*SHORT PROBLEM*. Locate all lines with the word "true" and copy them out.

*Stored data entries*.
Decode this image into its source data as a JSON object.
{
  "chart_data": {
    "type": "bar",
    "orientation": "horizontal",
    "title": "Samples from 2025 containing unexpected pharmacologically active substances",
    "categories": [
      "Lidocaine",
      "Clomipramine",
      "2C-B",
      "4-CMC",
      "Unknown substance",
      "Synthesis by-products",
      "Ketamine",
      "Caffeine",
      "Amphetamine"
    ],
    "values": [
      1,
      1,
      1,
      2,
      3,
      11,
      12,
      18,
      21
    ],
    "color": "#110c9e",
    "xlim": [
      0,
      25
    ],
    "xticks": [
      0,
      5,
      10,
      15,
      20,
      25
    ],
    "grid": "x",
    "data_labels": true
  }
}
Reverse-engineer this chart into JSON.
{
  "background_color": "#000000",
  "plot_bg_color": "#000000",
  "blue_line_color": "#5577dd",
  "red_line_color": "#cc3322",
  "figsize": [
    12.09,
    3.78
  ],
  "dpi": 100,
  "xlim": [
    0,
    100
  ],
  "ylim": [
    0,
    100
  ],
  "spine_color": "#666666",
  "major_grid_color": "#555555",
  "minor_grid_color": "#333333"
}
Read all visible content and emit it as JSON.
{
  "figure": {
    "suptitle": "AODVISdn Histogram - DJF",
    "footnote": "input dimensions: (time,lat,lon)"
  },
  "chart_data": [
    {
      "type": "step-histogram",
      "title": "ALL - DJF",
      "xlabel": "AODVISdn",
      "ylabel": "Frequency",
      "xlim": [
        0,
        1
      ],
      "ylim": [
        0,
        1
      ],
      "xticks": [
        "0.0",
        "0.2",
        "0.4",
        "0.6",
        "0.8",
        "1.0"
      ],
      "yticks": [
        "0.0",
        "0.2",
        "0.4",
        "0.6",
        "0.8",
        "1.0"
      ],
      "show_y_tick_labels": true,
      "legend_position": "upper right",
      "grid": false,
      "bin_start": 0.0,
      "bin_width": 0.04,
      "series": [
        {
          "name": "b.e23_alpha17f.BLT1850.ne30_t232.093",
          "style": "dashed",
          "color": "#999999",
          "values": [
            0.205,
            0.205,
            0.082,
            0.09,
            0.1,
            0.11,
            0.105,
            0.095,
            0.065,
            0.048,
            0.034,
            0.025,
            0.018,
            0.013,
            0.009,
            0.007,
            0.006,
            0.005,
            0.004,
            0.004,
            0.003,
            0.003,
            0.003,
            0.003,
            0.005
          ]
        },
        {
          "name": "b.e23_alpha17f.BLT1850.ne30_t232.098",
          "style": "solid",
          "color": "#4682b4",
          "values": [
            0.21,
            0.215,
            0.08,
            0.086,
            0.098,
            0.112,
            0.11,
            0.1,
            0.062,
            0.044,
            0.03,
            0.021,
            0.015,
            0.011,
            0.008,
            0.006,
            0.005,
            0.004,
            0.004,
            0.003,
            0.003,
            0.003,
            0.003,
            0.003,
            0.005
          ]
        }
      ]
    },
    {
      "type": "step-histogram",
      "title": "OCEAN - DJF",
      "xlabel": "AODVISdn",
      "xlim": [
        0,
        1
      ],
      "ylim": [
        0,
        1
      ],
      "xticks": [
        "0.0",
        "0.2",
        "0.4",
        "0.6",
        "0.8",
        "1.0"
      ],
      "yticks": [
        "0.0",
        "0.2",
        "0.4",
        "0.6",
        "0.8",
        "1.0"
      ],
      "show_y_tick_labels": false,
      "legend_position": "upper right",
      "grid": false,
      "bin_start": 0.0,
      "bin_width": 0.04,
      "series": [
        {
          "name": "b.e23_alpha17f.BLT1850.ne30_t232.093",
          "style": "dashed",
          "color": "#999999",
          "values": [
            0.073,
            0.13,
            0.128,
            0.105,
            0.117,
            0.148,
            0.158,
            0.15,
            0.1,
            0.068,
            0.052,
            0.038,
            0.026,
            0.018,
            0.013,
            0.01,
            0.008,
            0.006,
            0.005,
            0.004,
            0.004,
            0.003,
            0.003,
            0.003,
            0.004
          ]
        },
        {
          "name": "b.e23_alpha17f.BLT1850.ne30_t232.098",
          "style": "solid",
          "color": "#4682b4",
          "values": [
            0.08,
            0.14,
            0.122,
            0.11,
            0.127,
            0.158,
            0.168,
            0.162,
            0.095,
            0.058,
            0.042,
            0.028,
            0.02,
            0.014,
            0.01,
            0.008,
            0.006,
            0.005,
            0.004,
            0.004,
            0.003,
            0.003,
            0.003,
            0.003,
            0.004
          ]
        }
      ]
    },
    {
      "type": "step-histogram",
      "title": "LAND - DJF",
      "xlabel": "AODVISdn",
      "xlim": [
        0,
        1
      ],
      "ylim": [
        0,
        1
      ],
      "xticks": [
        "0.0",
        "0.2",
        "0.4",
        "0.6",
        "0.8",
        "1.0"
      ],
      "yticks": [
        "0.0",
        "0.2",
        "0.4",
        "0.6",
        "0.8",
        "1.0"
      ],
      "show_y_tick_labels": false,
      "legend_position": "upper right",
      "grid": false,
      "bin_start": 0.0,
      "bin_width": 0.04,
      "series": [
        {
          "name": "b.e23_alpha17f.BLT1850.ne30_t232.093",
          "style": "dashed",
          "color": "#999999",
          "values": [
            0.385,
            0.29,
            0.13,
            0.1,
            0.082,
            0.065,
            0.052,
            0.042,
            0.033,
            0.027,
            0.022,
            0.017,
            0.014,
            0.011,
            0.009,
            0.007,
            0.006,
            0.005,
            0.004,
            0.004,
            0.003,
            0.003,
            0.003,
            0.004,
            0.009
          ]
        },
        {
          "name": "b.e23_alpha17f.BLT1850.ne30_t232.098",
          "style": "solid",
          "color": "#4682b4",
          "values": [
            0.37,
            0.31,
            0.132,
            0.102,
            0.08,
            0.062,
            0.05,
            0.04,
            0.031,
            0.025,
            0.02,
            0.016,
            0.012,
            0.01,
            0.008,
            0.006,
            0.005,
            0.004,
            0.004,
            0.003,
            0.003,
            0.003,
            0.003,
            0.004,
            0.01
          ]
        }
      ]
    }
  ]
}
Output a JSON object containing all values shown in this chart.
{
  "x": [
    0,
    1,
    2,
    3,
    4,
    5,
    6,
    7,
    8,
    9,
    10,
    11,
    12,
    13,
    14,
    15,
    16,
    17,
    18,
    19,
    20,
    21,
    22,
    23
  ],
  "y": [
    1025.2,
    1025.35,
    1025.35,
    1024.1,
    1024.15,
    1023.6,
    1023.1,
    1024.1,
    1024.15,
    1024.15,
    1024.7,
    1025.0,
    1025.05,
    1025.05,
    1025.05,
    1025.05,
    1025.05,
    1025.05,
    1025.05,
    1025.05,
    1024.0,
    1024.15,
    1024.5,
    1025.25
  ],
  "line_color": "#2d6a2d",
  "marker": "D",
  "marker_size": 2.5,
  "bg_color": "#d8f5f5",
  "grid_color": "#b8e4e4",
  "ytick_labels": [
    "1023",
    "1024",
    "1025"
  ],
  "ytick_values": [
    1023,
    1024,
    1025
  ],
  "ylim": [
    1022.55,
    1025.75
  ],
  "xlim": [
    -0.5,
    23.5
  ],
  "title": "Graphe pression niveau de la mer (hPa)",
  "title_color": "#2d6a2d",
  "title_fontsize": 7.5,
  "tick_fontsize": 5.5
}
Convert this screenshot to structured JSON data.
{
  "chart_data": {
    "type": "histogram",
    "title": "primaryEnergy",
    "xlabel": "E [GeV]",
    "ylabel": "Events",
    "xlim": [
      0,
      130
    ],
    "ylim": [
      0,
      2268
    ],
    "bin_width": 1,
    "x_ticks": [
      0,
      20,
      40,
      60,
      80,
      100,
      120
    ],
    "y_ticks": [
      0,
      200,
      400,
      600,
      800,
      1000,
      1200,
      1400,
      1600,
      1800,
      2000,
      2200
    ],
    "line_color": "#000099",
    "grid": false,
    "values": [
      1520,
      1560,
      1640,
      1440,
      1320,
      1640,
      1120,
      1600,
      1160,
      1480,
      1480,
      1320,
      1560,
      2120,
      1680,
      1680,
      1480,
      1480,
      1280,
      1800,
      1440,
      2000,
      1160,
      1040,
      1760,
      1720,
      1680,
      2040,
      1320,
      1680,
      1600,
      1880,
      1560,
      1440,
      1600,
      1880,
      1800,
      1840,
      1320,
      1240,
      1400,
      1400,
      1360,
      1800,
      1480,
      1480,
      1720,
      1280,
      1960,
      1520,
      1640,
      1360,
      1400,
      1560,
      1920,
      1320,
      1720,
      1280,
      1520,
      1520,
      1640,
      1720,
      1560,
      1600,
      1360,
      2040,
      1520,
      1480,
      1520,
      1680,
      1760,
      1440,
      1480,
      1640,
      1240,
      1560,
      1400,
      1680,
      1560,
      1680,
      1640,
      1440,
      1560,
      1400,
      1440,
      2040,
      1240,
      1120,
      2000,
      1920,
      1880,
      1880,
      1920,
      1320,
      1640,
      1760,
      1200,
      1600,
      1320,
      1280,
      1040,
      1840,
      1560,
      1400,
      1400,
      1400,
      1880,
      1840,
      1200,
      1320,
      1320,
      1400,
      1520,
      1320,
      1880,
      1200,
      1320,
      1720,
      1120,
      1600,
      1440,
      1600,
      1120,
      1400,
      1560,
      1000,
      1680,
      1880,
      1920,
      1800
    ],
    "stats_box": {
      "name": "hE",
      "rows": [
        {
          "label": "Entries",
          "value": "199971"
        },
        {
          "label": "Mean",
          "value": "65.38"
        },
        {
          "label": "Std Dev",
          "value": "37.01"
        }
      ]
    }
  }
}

*SOLVED EXERCISE*.
    "data_labels": true
      "show_y_tick_labels": true,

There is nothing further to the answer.